## start ENTRIES

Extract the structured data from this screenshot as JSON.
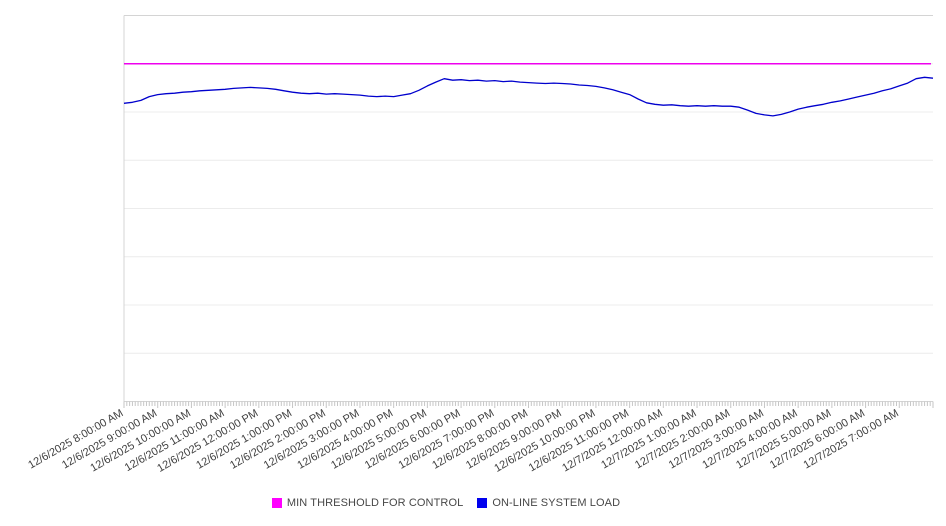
{
  "chart_data": {
    "type": "line",
    "title": "",
    "xlabel": "",
    "ylabel": "",
    "grid": "horizontal",
    "legend_position": "bottom-center",
    "ylim": [
      0,
      8
    ],
    "y_gridline_step": 1,
    "y_tick_labels_visible": false,
    "x_labels": [
      "12/6/2025 8:00:00 AM",
      "12/6/2025 9:00:00 AM",
      "12/6/2025 10:00:00 AM",
      "12/6/2025 11:00:00 AM",
      "12/6/2025 12:00:00 PM",
      "12/6/2025 1:00:00 PM",
      "12/6/2025 2:00:00 PM",
      "12/6/2025 3:00:00 PM",
      "12/6/2025 4:00:00 PM",
      "12/6/2025 5:00:00 PM",
      "12/6/2025 6:00:00 PM",
      "12/6/2025 7:00:00 PM",
      "12/6/2025 8:00:00 PM",
      "12/6/2025 9:00:00 PM",
      "12/6/2025 10:00:00 PM",
      "12/6/2025 11:00:00 PM",
      "12/7/2025 12:00:00 AM",
      "12/7/2025 1:00:00 AM",
      "12/7/2025 2:00:00 AM",
      "12/7/2025 3:00:00 AM",
      "12/7/2025 4:00:00 AM",
      "12/7/2025 5:00:00 AM",
      "12/7/2025 6:00:00 AM",
      "12/7/2025 7:00:00 AM"
    ],
    "hours_span": 24,
    "minor_ticks_per_hour": 12,
    "series": [
      {
        "name": "MIN THRESHOLD FOR CONTROL",
        "type": "constant",
        "value": 7.0,
        "color": "#ee00ee"
      },
      {
        "name": "ON-LINE SYSTEM LOAD",
        "type": "values",
        "sample_interval_minutes": 15,
        "color": "#0000cd",
        "values": [
          6.18,
          6.2,
          6.24,
          6.32,
          6.36,
          6.38,
          6.39,
          6.41,
          6.42,
          6.44,
          6.45,
          6.46,
          6.47,
          6.49,
          6.5,
          6.51,
          6.5,
          6.49,
          6.47,
          6.44,
          6.41,
          6.39,
          6.38,
          6.39,
          6.37,
          6.38,
          6.37,
          6.36,
          6.35,
          6.33,
          6.32,
          6.33,
          6.32,
          6.35,
          6.38,
          6.45,
          6.54,
          6.62,
          6.69,
          6.66,
          6.67,
          6.65,
          6.66,
          6.64,
          6.65,
          6.63,
          6.64,
          6.62,
          6.61,
          6.6,
          6.59,
          6.6,
          6.59,
          6.58,
          6.56,
          6.55,
          6.53,
          6.5,
          6.46,
          6.41,
          6.36,
          6.27,
          6.19,
          6.16,
          6.14,
          6.15,
          6.13,
          6.12,
          6.13,
          6.12,
          6.13,
          6.12,
          6.12,
          6.1,
          6.04,
          5.97,
          5.94,
          5.92,
          5.95,
          6.0,
          6.06,
          6.1,
          6.13,
          6.16,
          6.2,
          6.23,
          6.27,
          6.31,
          6.35,
          6.39,
          6.44,
          6.48,
          6.54,
          6.6,
          6.69,
          6.72,
          6.7
        ]
      }
    ]
  },
  "legend": {
    "items": [
      {
        "label": "MIN THRESHOLD FOR CONTROL",
        "color": "#ff00ff"
      },
      {
        "label": "ON-LINE SYSTEM LOAD",
        "color": "#0000ee"
      }
    ]
  },
  "colors": {
    "gridline": "#ececec",
    "plot_border": "#d4d4d4",
    "tick": "#c6c6c6",
    "axis_label_text": "#404040"
  }
}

## end ENTRIES

* _EXERCISE REQUIREMENTS_: State the count of lines that contain the string "type". Nothing else is needed.

* _OUTPUT FOR THIS TASK_: 3